Given exercise
Please render each line of the items below as a Markdown table with the columns Row and Line, numbering the rows in order and leaving out any blank lines.

Input
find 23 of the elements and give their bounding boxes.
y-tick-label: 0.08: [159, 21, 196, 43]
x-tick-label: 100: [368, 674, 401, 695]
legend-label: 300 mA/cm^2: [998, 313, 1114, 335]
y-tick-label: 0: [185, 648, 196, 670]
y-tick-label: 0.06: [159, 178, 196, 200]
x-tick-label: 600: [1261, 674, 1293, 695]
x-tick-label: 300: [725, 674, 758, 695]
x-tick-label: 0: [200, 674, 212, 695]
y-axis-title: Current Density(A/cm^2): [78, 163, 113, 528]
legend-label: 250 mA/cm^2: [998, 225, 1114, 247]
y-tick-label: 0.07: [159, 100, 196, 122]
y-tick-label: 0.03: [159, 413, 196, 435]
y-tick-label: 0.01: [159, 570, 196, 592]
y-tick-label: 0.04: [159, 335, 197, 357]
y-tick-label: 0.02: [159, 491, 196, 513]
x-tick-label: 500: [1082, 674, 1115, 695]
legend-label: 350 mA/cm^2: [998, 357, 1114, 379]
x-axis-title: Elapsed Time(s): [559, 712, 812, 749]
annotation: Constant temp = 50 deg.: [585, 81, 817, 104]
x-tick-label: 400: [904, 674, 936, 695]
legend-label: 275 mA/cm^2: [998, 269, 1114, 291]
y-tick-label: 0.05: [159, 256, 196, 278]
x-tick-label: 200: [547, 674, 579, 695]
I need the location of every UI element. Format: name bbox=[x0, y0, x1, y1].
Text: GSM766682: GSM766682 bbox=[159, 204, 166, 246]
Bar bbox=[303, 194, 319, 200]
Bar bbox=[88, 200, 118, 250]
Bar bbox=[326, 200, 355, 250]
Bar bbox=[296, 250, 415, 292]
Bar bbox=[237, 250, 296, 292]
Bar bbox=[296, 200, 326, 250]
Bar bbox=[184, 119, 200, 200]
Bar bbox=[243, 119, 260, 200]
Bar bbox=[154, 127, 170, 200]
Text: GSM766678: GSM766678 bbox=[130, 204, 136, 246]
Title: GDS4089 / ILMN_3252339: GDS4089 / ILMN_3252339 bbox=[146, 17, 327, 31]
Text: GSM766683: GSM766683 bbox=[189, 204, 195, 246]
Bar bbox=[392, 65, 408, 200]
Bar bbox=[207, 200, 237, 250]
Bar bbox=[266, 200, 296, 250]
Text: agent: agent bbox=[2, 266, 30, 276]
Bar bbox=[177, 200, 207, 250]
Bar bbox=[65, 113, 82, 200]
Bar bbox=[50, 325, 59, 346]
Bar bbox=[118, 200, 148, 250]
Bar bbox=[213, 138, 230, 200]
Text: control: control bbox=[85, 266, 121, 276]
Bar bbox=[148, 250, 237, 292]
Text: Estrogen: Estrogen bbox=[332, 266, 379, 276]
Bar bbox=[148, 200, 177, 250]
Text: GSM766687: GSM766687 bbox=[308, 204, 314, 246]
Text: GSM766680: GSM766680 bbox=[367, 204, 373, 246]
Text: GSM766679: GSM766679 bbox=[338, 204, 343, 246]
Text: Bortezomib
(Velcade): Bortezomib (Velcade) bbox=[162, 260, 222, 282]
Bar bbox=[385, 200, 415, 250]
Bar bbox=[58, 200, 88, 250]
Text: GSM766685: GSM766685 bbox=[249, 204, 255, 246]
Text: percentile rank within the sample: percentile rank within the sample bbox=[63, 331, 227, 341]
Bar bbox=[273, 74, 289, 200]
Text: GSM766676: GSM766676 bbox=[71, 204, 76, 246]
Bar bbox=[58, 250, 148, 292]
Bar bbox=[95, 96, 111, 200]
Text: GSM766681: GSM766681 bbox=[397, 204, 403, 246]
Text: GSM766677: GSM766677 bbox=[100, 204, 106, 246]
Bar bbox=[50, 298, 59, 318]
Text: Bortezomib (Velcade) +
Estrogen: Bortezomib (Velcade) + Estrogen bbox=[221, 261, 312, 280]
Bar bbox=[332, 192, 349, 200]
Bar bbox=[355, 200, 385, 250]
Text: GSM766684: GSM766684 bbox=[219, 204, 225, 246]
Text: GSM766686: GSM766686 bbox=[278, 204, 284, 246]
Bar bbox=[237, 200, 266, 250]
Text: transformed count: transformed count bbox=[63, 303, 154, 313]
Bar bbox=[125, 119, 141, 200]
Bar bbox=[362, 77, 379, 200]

Solved exercise
| Row | Line |
|---|---|
| 1 | find 23 of the elements and give their bounding boxes. |
| 2 | y-tick-label: 0.08: [159, 21, 196, 43] |
| 3 | x-tick-label: 100: [368, 674, 401, 695] |
| 4 | legend-label: 300 mA/cm^2: [998, 313, 1114, 335] |
| 5 | y-tick-label: 0: [185, 648, 196, 670] |
| 6 | y-tick-label: 0.06: [159, 178, 196, 200] |
| 7 | x-tick-label: 600: [1261, 674, 1293, 695] |
| 8 | x-tick-label: 300: [725, 674, 758, 695] |
| 9 | x-tick-label: 0: [200, 674, 212, 695] |
| 10 | y-axis-title: Current Density(A/cm^2): [78, 163, 113, 528] |
| 11 | legend-label: 250 mA/cm^2: [998, 225, 1114, 247] |
| 12 | y-tick-label: 0.07: [159, 100, 196, 122] |
| 13 | y-tick-label: 0.03: [159, 413, 196, 435] |
| 14 | y-tick-label: 0.01: [159, 570, 196, 592] |
| 15 | y-tick-label: 0.04: [159, 335, 197, 357] |
| 16 | y-tick-label: 0.02: [159, 491, 196, 513] |
| 17 | x-tick-label: 500: [1082, 674, 1115, 695] |
| 18 | legend-label: 350 mA/cm^2: [998, 357, 1114, 379] |
| 19 | x-axis-title: Elapsed Time(s): [559, 712, 812, 749] |
| 20 | annotation: Constant temp = 50 deg.: [585, 81, 817, 104] |
| 21 | x-tick-label: 400: [904, 674, 936, 695] |
| 22 | legend-label: 275 mA/cm^2: [998, 269, 1114, 291] |
| 23 | y-tick-label: 0.05: [159, 256, 196, 278] |
| 24 | x-tick-label: 200: [547, 674, 579, 695] |
| 25 | I need the location of every UI element. Format: name bbox=[x0, y0, x1, y1]. |
| 26 | Text: GSM766682: GSM766682 bbox=[159, 204, 166, 246] |
| 27 | Bar bbox=[303, 194, 319, 200] |
| 28 | Bar bbox=[88, 200, 118, 250] |
| 29 | Bar bbox=[326, 200, 355, 250] |
| 30 | Bar bbox=[296, 250, 415, 292] |
| 31 | Bar bbox=[237, 250, 296, 292] |
| 32 | Bar bbox=[296, 200, 326, 250] |
| 33 | Bar bbox=[184, 119, 200, 200] |
| 34 | Bar bbox=[243, 119, 260, 200] |
| 35 | Bar bbox=[154, 127, 170, 200] |
| 36 | Text: GSM766678: GSM766678 bbox=[130, 204, 136, 246] |
| 37 | Title: GDS4089 / ILMN_3252339: GDS4089 / ILMN_3252339 bbox=[146, 17, 327, 31] |
| 38 | Text: GSM766683: GSM766683 bbox=[189, 204, 195, 246] |
| 39 | Bar bbox=[392, 65, 408, 200] |
| 40 | Bar bbox=[207, 200, 237, 250] |
| 41 | Bar bbox=[266, 200, 296, 250] |
| 42 | Text: agent: agent bbox=[2, 266, 30, 276] |
| 43 | Bar bbox=[177, 200, 207, 250] |
| 44 | Bar bbox=[65, 113, 82, 200] |
| 45 | Bar bbox=[50, 325, 59, 346] |
| 46 | Bar bbox=[118, 200, 148, 250] |
| 47 | Bar bbox=[213, 138, 230, 200] |
| 48 | Text: control: control bbox=[85, 266, 121, 276] |
| 49 | Bar bbox=[148, 250, 237, 292] |
| 50 | Text: Estrogen: Estrogen bbox=[332, 266, 379, 276] |
| 51 | Bar bbox=[148, 200, 177, 250] |
| 52 | Text: GSM766687: GSM766687 bbox=[308, 204, 314, 246] |
| 53 | Text: GSM766680: GSM766680 bbox=[367, 204, 373, 246] |
| 54 | Text: GSM766679: GSM766679 bbox=[338, 204, 343, 246] |
| 55 | Text: Bortezomib |
| 56 | (Velcade): Bortezomib (Velcade) bbox=[162, 260, 222, 282] |
| 57 | Bar bbox=[385, 200, 415, 250] |
| 58 | Bar bbox=[58, 200, 88, 250] |
| 59 | Text: GSM766685: GSM766685 bbox=[249, 204, 255, 246] |
| 60 | Text: percentile rank within the sample: percentile rank within the sample bbox=[63, 331, 227, 341] |
| 61 | Bar bbox=[273, 74, 289, 200] |
| 62 | Text: GSM766676: GSM766676 bbox=[71, 204, 76, 246] |
| 63 | Bar bbox=[58, 250, 148, 292] |
| 64 | Bar bbox=[95, 96, 111, 200] |
| 65 | Text: GSM766681: GSM766681 bbox=[397, 204, 403, 246] |
| 66 | Text: GSM766677: GSM766677 bbox=[100, 204, 106, 246] |
| 67 | Bar bbox=[50, 298, 59, 318] |
| 68 | Text: Bortezomib (Velcade) + |
| 69 | Estrogen: Bortezomib (Velcade) + Estrogen bbox=[221, 261, 312, 280] |
| 70 | Bar bbox=[332, 192, 349, 200] |
| 71 | Bar bbox=[355, 200, 385, 250] |
| 72 | Text: GSM766684: GSM766684 bbox=[219, 204, 225, 246] |
| 73 | Text: GSM766686: GSM766686 bbox=[278, 204, 284, 246] |
| 74 | Bar bbox=[237, 200, 266, 250] |
| 75 | Text: transformed count: transformed count bbox=[63, 303, 154, 313] |
| 76 | Bar bbox=[125, 119, 141, 200] |
| 77 | Bar bbox=[362, 77, 379, 200] |